WHAT YOU ARE ASKED TO DO: Your task is to print all of the material verbatim.

SOURCE RECORDS:
==========

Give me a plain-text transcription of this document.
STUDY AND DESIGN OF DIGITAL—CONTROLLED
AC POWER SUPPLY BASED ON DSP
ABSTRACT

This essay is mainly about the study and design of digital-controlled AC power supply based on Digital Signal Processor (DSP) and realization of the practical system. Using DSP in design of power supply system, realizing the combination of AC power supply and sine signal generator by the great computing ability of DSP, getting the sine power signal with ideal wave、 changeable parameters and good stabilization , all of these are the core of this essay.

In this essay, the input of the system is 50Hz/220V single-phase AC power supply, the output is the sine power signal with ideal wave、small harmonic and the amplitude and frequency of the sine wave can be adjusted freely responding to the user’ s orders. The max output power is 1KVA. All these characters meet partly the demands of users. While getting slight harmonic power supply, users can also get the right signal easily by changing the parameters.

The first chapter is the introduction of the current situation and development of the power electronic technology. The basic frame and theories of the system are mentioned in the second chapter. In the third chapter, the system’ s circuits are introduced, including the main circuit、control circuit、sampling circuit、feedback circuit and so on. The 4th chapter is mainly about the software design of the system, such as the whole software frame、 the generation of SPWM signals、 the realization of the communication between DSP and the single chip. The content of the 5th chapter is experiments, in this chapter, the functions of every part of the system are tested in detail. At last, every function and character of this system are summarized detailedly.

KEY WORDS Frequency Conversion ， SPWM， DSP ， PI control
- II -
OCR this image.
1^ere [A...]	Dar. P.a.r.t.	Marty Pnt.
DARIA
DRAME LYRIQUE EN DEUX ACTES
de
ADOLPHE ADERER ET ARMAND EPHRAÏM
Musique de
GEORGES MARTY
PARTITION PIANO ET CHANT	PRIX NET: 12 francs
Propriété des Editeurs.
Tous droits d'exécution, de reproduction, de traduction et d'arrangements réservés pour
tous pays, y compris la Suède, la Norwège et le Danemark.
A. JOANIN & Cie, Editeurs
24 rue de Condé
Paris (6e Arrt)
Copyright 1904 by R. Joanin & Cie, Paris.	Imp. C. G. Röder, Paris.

==========

ANSWER TO THIS EXERCISE:
Give me a plain-text transcription of this document.
STUDY AND DESIGN OF DIGITAL—CONTROLLED
AC POWER SUPPLY BASED ON DSP
ABSTRACT

This essay is mainly about the study and design of digital-controlled AC power supply based on Digital Signal Processor (DSP) and realization of the practical system. Using DSP in design of power supply system, realizing the combination of AC power supply and sine signal generator by the great computing ability of DSP, getting the sine power signal with ideal wave、 changeable parameters and good stabilization , all of these are the core of this essay.

In this essay, the input of the system is 50Hz/220V single-phase AC power supply, the output is the sine power signal with ideal wave、small harmonic and the amplitude and frequency of the sine wave can be adjusted freely responding to the user’ s orders. The max output power is 1KVA. All these characters meet partly the demands of users. While getting slight harmonic power supply, users can also get the right signal easily by changing the parameters.

The first chapter is the introduction of the current situation and development of the power electronic technology. The basic frame and theories of the system are mentioned in the second chapter. In the third chapter, the system’ s circuits are introduced, including the main circuit、control circuit、sampling circuit、feedback circuit and so on. The 4th chapter is mainly about the software design of the system, such as the whole software frame、 the generation of SPWM signals、 the realization of the communication between DSP and the single chip. The content of the 5th chapter is experiments, in this chapter, the functions of every part of the system are tested in detail. At last, every function and character of this system are summarized detailedly.

KEY WORDS Frequency Conversion ， SPWM， DSP ， PI control
- II -
OCR this image.
1^ere [A...]	Dar. P.a.r.t.	Marty Pnt.
DARIA
DRAME LYRIQUE EN DEUX ACTES
de
ADOLPHE ADERER ET ARMAND EPHRAÏM
Musique de
GEORGES MARTY
PARTITION PIANO ET CHANT	PRIX NET: 12 francs
Propriété des Editeurs.
Tous droits d'exécution, de reproduction, de traduction et d'arrangements réservés pour
tous pays, y compris la Suède, la Norwège et le Danemark.
A. JOANIN & Cie, Editeurs
24 rue de Condé
Paris (6e Arrt)
Copyright 1904 by R. Joanin & Cie, Paris.	Imp. C. G. Röder, Paris.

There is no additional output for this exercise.